--- BEGIN ---

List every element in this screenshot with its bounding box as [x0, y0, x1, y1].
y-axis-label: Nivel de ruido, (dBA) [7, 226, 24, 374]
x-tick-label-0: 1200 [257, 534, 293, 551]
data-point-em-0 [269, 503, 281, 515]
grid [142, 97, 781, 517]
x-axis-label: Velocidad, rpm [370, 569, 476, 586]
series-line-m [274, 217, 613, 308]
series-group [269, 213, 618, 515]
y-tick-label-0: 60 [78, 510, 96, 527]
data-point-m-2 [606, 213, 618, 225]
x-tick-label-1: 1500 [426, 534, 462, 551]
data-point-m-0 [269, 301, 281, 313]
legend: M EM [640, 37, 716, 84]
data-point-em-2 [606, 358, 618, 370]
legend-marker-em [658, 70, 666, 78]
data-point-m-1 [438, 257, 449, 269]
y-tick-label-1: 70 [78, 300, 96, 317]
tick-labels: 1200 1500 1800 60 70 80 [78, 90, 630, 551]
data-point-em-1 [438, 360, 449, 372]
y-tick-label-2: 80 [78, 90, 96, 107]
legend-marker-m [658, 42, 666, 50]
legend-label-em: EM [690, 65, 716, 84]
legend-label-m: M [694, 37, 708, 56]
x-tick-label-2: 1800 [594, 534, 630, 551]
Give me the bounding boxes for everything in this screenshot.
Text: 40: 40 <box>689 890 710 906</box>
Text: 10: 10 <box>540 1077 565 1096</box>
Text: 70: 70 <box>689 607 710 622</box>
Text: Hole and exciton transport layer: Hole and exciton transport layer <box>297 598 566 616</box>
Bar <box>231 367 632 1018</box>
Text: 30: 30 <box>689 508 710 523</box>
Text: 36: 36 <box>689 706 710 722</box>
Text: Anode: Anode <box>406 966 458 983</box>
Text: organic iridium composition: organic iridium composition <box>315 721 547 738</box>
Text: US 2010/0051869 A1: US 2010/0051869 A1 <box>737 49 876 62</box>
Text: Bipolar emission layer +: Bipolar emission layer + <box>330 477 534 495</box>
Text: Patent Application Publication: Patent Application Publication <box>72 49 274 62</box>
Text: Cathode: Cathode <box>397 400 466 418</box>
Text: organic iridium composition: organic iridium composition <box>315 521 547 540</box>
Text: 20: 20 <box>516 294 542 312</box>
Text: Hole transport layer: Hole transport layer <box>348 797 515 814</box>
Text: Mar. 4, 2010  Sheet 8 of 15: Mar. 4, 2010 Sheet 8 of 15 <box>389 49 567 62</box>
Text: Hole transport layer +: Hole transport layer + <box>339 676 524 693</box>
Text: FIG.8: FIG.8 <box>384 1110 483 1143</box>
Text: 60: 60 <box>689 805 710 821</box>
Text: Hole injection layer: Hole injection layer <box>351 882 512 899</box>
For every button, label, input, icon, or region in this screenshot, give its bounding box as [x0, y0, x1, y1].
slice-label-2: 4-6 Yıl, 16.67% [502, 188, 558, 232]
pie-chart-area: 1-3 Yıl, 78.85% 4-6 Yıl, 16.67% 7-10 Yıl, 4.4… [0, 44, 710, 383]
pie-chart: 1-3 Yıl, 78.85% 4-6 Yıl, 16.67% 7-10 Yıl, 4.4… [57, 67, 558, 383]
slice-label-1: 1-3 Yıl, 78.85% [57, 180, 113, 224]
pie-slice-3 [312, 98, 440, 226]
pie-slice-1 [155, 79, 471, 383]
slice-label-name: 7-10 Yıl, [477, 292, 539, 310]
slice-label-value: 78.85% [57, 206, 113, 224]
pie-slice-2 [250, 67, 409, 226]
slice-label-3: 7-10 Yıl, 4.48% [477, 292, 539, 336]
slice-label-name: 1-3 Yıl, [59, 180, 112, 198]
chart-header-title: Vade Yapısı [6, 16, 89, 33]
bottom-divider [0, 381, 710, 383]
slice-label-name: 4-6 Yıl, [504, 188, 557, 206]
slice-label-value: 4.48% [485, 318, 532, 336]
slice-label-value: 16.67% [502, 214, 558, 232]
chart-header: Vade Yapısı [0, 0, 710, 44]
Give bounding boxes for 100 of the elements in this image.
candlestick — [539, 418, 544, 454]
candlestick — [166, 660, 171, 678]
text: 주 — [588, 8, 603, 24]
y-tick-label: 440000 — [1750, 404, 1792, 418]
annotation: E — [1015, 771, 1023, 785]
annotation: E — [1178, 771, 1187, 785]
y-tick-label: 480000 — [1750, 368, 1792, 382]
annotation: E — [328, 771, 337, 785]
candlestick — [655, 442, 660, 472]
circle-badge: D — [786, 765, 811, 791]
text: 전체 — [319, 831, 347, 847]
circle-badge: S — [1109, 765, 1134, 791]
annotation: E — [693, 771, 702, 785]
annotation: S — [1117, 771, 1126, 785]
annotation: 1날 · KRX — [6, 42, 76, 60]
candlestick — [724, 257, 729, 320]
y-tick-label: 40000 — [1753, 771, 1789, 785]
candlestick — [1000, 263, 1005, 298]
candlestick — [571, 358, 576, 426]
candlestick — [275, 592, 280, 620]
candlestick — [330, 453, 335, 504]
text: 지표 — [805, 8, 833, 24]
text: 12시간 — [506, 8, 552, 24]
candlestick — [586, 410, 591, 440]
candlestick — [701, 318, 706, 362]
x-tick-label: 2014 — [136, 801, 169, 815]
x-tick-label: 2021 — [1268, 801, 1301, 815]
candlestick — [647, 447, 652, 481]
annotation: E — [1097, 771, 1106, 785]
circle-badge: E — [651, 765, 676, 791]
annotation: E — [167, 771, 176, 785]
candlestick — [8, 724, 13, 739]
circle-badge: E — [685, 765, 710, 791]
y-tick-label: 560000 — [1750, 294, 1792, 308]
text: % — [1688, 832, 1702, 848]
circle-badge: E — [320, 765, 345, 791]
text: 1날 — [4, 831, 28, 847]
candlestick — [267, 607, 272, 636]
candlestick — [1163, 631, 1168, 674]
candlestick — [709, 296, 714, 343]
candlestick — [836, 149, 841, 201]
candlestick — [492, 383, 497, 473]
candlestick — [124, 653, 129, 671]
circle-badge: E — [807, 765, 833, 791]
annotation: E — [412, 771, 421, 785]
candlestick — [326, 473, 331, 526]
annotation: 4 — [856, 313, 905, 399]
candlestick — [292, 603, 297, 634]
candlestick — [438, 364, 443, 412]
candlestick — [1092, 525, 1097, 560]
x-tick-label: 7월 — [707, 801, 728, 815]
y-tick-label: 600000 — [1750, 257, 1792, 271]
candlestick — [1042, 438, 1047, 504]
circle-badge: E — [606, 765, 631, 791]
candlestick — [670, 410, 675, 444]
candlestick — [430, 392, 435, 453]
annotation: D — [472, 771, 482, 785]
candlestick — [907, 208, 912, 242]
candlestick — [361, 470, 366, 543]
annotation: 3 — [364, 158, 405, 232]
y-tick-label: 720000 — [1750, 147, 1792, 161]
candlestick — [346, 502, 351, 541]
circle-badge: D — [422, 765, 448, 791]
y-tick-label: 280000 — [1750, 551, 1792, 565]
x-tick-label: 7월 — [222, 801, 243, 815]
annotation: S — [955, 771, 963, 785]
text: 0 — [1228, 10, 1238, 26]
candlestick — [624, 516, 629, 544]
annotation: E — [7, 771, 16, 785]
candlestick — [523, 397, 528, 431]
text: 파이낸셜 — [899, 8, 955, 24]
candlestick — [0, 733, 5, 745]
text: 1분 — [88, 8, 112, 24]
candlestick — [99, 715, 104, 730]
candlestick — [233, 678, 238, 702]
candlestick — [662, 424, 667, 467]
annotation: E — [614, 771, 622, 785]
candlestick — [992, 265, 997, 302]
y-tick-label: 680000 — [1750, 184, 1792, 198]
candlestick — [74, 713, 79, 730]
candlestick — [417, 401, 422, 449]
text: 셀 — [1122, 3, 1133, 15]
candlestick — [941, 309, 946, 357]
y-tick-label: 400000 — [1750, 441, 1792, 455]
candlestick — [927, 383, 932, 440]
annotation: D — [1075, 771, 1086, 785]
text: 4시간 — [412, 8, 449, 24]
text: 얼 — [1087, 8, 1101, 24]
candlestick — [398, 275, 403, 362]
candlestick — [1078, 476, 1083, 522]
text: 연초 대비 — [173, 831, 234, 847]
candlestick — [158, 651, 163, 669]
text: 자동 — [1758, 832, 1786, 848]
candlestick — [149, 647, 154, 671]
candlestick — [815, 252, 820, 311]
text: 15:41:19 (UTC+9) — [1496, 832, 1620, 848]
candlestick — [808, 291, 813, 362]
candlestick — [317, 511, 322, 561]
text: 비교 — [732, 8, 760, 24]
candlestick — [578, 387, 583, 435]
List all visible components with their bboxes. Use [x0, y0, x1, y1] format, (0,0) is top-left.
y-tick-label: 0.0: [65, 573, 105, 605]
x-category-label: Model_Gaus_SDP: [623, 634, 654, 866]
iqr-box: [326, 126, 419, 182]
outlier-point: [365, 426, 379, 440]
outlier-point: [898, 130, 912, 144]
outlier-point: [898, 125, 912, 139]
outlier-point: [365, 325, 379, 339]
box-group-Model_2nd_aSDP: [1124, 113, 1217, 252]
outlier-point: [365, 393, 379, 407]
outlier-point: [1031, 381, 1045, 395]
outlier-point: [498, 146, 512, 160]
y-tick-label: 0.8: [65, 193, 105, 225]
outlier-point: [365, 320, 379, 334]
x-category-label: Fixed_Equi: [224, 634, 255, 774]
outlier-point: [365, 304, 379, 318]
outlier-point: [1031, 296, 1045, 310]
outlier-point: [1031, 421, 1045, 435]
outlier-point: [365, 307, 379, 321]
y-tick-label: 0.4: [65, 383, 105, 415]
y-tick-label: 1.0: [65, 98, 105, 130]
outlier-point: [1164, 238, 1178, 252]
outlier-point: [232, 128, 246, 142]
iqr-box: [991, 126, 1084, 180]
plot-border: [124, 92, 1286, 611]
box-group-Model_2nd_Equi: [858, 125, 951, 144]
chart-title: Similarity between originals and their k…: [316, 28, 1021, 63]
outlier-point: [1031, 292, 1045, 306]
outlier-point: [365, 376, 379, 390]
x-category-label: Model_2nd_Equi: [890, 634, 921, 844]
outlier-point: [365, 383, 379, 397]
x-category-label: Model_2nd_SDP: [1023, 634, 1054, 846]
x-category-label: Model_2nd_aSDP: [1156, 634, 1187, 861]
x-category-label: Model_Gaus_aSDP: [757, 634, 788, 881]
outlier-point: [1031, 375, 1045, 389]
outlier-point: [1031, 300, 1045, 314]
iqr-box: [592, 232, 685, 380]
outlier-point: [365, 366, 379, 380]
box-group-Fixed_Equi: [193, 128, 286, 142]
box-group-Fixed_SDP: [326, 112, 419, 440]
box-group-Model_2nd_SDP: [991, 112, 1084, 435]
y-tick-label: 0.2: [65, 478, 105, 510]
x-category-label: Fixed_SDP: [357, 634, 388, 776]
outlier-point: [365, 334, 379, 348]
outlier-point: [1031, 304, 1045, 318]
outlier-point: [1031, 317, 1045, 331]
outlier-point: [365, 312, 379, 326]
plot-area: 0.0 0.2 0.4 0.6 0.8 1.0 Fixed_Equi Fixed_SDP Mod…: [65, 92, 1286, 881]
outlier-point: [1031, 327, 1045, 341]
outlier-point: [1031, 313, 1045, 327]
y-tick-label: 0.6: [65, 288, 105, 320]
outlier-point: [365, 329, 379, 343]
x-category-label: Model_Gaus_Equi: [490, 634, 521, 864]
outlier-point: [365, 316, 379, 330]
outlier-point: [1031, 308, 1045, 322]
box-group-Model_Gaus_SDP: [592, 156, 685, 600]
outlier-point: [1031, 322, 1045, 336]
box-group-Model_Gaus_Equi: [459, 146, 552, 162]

--- END ---

§ **Exercise requirements**: Update the listing from its first line through the line containing "Text: Anode: Anode <box>406 966 458 983</box>", replacing "series-group" with "series-cluster" and keeping everything else the same.

§ **The result**:
List every element in this screenshot with its bounding box as [x0, y0, x1, y1].
y-axis-label: Nivel de ruido, (dBA) [7, 226, 24, 374]
x-tick-label-0: 1200 [257, 534, 293, 551]
data-point-em-0 [269, 503, 281, 515]
grid [142, 97, 781, 517]
x-axis-label: Velocidad, rpm [370, 569, 476, 586]
series-line-m [274, 217, 613, 308]
series-cluster [269, 213, 618, 515]
y-tick-label-0: 60 [78, 510, 96, 527]
data-point-m-2 [606, 213, 618, 225]
x-tick-label-1: 1500 [426, 534, 462, 551]
data-point-m-0 [269, 301, 281, 313]
legend: M EM [640, 37, 716, 84]
data-point-em-2 [606, 358, 618, 370]
legend-marker-em [658, 70, 666, 78]
data-point-m-1 [438, 257, 449, 269]
y-tick-label-1: 70 [78, 300, 96, 317]
tick-labels: 1200 1500 1800 60 70 80 [78, 90, 630, 551]
data-point-em-1 [438, 360, 449, 372]
y-tick-label-2: 80 [78, 90, 96, 107]
legend-marker-m [658, 42, 666, 50]
legend-label-em: EM [690, 65, 716, 84]
legend-label-m: M [694, 37, 708, 56]
x-tick-label-2: 1800 [594, 534, 630, 551]
Give me the bounding boxes for everything in this screenshot.
Text: 40: 40 <box>689 890 710 906</box>
Text: 10: 10 <box>540 1077 565 1096</box>
Text: 70: 70 <box>689 607 710 622</box>
Text: Hole and exciton transport layer: Hole and exciton transport layer <box>297 598 566 616</box>
Bar <box>231 367 632 1018</box>
Text: 30: 30 <box>689 508 710 523</box>
Text: 36: 36 <box>689 706 710 722</box>
Text: Anode: Anode <box>406 966 458 983</box>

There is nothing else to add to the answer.